- [WHAT TO DO]
Return every line below in which "billion" appears.
+++
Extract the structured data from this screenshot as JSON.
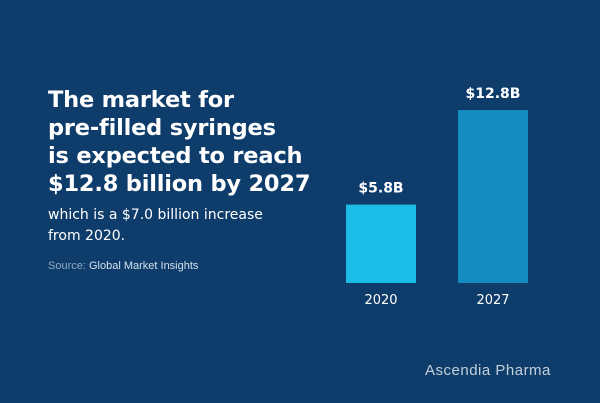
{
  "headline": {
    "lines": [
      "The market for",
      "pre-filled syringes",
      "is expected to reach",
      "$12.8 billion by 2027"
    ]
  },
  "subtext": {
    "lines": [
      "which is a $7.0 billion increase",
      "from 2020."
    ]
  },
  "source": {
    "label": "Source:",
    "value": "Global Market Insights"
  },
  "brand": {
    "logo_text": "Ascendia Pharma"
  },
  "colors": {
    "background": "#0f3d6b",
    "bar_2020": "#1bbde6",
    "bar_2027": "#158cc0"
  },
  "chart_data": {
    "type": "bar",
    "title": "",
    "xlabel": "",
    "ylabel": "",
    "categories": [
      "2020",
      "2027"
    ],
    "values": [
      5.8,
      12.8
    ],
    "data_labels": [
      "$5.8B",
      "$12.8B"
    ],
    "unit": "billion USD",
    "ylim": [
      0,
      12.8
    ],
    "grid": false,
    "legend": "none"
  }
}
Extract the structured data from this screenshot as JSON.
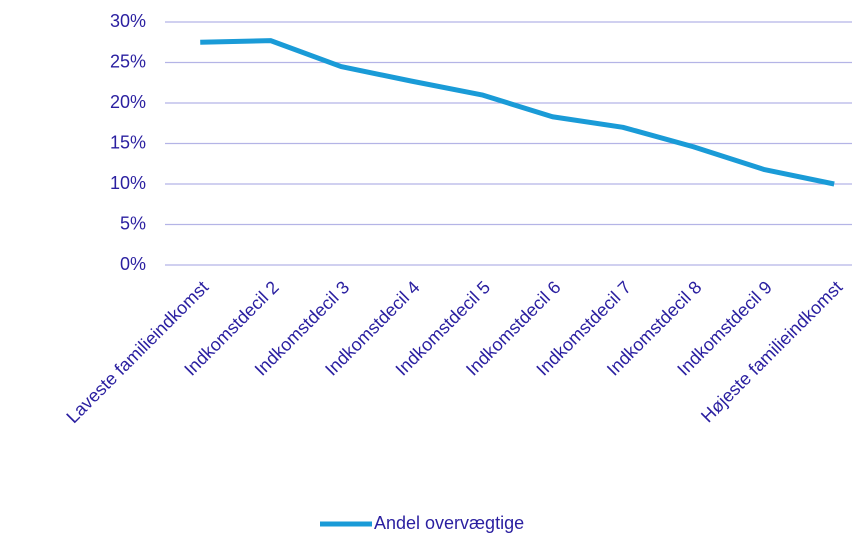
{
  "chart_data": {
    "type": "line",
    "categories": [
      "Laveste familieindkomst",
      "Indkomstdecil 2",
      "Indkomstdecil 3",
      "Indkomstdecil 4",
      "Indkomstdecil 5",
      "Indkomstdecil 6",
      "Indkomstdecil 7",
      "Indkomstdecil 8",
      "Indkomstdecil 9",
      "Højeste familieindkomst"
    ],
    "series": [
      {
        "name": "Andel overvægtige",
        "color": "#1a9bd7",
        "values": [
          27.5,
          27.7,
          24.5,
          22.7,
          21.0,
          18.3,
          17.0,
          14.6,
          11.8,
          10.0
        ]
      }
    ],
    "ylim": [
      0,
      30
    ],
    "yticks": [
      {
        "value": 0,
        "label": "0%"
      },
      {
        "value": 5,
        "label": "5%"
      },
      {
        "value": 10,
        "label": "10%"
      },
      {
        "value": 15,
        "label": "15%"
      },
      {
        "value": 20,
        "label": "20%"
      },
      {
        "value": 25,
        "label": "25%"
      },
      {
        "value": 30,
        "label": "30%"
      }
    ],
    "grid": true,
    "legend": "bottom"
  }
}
+++
- [WRITTEN SOLUTION]
      "$12.8 billion by 2027"
      "which is a $7.0 billion increase",
    "unit": "billion USD",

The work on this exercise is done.